| Exercise brief |
Search the data for the word "desc" and copy every line that contains it.

(Collected data)
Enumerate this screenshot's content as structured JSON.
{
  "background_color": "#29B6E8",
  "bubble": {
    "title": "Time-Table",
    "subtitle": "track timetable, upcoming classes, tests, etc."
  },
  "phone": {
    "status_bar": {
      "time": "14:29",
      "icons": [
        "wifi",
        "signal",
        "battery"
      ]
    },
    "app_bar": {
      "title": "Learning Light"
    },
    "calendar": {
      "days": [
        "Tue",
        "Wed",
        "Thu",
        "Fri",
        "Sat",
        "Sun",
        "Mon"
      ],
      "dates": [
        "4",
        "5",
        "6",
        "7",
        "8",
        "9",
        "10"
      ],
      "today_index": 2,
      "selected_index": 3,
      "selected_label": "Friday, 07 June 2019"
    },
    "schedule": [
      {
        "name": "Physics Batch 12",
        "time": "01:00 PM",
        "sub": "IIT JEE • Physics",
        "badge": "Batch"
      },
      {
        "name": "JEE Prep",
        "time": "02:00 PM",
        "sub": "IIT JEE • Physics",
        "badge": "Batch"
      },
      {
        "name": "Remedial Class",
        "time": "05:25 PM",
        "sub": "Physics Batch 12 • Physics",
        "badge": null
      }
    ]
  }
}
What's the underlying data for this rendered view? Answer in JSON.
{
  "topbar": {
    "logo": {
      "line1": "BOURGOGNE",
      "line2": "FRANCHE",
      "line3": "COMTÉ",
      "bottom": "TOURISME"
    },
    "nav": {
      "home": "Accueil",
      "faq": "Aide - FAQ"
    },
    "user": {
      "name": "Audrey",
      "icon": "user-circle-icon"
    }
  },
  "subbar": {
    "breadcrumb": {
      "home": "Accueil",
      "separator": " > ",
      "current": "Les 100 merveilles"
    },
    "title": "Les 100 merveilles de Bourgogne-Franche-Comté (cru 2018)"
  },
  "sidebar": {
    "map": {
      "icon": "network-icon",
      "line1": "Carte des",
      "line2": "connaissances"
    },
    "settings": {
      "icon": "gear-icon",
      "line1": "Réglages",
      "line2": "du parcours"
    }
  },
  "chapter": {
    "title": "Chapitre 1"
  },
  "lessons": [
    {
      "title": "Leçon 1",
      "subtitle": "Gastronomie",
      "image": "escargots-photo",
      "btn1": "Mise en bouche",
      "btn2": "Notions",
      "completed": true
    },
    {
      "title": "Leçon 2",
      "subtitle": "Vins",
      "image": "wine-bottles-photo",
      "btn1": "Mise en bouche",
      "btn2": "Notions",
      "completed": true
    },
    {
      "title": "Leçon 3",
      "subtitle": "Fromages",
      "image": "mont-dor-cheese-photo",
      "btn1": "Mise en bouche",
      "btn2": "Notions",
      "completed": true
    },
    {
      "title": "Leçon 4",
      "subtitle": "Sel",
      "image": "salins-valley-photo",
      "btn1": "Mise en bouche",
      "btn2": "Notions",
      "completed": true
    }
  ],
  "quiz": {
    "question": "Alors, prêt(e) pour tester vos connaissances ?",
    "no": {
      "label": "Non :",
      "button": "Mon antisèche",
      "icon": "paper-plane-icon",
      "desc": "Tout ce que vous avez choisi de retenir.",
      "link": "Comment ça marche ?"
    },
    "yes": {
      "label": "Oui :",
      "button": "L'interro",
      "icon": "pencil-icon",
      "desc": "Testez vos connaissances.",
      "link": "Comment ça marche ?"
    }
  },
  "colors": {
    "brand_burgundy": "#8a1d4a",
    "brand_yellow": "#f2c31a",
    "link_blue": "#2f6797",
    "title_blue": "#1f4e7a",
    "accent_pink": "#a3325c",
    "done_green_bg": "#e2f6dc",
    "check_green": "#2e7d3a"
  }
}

| Result of this exercise |
      "desc": "Tout ce que vous avez choisi de retenir.",
      "desc": "Testez vos connaissances.",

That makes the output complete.